- [TASK DESCRIPTION] Format the lines of the records below, from the line with "source-point (293, 229, 298, 233)" to the line with "source-point (537, 42, 540, 46)", as a JSON list of strings with one string per line and blank lines omitted.

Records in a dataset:
>>>

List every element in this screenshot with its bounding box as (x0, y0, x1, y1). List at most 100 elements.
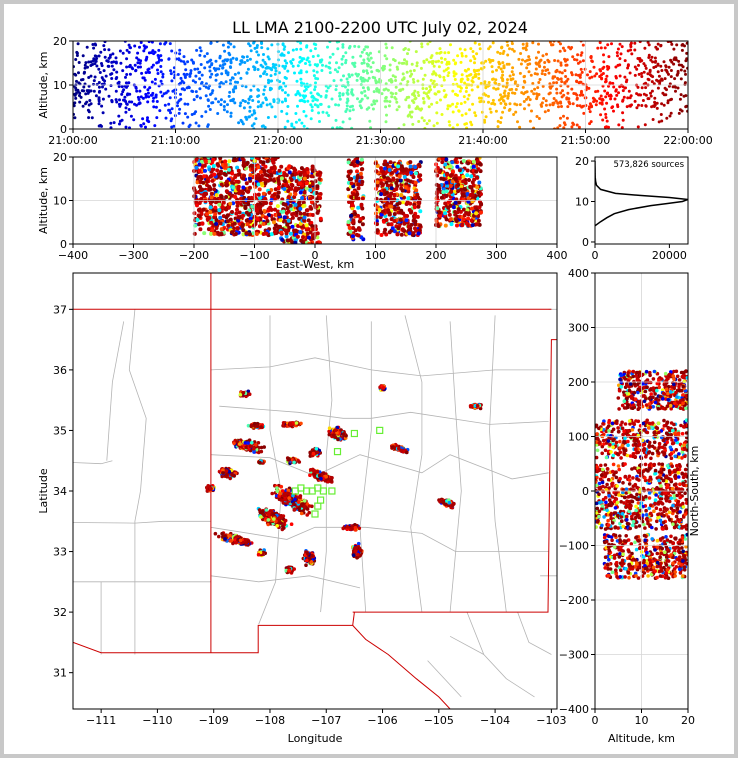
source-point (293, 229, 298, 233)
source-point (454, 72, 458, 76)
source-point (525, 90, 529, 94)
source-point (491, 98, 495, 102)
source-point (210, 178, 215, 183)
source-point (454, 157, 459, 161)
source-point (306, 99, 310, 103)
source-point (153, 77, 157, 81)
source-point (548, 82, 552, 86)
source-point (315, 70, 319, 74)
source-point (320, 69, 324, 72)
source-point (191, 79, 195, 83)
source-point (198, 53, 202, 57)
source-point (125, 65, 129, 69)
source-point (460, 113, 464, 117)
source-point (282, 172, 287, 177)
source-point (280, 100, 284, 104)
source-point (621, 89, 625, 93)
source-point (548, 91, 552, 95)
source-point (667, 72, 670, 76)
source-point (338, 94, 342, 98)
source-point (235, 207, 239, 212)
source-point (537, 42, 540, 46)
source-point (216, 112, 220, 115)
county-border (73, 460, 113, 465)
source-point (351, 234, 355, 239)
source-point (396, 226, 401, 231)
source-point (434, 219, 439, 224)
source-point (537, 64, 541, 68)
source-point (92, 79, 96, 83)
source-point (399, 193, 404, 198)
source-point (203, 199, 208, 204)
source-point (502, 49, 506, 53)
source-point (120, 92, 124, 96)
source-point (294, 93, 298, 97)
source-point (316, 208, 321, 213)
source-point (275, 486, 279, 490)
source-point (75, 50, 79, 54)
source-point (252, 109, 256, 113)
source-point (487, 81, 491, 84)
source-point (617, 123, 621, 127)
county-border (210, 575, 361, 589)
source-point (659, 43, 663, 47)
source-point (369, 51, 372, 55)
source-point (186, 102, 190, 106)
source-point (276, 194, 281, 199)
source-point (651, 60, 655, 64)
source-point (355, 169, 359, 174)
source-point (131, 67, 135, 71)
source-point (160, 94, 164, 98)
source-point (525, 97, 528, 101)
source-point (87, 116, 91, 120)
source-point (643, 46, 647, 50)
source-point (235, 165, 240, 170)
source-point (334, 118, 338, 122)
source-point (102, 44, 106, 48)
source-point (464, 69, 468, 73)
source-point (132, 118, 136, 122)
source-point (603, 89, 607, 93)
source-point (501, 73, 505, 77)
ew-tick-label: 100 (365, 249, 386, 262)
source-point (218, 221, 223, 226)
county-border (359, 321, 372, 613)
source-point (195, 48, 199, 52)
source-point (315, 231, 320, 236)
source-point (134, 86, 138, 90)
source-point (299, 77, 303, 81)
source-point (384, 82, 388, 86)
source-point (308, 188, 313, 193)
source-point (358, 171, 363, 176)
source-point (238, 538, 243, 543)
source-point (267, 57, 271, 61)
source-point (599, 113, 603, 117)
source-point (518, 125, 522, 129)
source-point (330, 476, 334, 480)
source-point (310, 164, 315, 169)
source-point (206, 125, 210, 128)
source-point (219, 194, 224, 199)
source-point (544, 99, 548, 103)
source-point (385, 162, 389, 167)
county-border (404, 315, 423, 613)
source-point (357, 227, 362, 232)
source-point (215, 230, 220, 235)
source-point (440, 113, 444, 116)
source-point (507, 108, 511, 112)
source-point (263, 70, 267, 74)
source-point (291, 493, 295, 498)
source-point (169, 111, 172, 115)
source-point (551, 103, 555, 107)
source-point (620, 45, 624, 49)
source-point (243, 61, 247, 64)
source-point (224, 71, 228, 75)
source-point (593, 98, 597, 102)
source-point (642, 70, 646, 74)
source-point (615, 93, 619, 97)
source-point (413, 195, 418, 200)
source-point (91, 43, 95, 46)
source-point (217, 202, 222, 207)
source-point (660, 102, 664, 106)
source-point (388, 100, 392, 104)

<<<
>>>

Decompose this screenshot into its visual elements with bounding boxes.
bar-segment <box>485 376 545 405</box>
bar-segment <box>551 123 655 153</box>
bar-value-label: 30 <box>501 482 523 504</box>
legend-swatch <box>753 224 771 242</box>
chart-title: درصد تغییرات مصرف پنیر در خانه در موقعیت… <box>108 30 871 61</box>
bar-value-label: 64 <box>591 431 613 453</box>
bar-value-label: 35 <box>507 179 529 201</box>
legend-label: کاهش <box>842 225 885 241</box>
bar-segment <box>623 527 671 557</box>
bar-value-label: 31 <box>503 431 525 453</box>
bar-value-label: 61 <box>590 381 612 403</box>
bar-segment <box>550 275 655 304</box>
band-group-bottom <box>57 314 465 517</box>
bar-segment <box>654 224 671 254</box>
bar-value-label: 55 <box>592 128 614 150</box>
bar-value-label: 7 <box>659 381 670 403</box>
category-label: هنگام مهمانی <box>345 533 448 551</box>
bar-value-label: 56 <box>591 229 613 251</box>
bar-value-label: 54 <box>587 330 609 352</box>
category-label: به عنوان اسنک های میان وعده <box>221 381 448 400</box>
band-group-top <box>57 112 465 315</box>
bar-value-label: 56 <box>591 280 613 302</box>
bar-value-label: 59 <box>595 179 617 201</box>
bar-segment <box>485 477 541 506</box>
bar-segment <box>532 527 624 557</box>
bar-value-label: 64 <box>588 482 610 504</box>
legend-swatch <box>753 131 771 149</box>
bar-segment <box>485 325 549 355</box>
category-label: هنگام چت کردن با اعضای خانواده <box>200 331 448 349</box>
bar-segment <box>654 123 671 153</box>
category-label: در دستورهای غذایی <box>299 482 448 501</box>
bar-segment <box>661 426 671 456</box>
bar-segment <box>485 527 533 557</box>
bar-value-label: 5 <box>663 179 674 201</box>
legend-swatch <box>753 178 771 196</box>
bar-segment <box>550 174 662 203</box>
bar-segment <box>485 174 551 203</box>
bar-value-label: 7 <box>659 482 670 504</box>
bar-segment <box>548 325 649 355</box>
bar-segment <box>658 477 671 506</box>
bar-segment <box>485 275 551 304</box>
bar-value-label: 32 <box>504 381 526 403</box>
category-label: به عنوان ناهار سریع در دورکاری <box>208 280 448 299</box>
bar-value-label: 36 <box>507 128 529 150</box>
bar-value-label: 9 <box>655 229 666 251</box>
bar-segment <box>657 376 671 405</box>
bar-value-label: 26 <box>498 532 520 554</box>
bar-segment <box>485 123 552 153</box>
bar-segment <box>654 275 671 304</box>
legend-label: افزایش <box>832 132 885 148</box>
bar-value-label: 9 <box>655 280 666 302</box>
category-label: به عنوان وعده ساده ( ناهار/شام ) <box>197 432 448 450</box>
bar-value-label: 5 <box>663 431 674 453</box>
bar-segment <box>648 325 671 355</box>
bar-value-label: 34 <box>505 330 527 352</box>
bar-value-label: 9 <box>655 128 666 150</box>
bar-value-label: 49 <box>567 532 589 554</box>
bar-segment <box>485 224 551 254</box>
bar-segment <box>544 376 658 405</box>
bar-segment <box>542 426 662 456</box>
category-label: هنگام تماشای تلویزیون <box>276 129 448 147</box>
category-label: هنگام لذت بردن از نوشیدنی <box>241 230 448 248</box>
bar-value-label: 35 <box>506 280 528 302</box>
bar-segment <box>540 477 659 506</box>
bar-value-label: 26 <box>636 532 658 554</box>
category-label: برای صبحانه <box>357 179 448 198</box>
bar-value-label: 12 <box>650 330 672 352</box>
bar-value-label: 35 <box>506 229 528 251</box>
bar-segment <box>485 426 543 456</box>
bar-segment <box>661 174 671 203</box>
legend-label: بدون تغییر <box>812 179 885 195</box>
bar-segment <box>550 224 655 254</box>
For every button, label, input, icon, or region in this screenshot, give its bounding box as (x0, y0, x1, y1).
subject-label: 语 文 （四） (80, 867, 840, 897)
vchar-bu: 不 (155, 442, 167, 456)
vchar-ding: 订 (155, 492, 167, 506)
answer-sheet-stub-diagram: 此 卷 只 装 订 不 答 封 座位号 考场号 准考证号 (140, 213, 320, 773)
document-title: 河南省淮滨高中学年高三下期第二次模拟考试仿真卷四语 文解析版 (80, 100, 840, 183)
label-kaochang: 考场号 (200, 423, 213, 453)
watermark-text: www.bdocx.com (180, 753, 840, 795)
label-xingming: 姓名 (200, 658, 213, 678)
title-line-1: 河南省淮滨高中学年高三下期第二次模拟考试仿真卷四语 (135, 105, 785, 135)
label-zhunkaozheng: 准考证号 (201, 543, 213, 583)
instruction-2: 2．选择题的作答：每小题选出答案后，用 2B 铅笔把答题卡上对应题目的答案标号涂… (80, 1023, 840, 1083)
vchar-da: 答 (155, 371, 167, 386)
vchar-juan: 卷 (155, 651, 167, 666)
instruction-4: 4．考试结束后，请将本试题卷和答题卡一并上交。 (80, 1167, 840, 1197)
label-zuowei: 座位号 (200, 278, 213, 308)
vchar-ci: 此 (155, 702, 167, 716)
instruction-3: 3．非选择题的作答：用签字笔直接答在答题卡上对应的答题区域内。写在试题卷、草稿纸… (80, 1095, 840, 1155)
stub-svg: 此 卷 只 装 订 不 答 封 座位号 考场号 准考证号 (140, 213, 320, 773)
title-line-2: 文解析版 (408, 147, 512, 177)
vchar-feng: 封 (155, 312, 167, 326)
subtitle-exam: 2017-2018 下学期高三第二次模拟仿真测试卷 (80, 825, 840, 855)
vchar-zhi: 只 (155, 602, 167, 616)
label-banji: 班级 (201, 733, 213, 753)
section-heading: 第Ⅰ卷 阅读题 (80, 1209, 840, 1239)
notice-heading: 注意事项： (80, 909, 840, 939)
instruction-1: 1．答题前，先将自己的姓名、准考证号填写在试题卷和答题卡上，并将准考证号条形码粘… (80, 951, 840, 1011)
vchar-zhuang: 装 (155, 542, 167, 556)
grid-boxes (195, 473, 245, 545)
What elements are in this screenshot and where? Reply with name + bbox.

<<<

- [TASK OUTPUT]
[
  "source-point (293, 229, 298, 233)",
  "source-point (454, 72, 458, 76)",
  "source-point (525, 90, 529, 94)",
  "source-point (491, 98, 495, 102)",
  "source-point (210, 178, 215, 183)",
  "source-point (454, 157, 459, 161)",
  "source-point (306, 99, 310, 103)",
  "source-point (153, 77, 157, 81)",
  "source-point (548, 82, 552, 86)",
  "source-point (315, 70, 319, 74)",
  "source-point (320, 69, 324, 72)",
  "source-point (191, 79, 195, 83)",
  "source-point (198, 53, 202, 57)",
  "source-point (125, 65, 129, 69)",
  "source-point (460, 113, 464, 117)",
  "source-point (282, 172, 287, 177)",
  "source-point (280, 100, 284, 104)",
  "source-point (621, 89, 625, 93)",
  "source-point (548, 91, 552, 95)",
  "source-point (667, 72, 670, 76)",
  "source-point (338, 94, 342, 98)",
  "source-point (235, 207, 239, 212)",
  "source-point (537, 42, 540, 46)"
]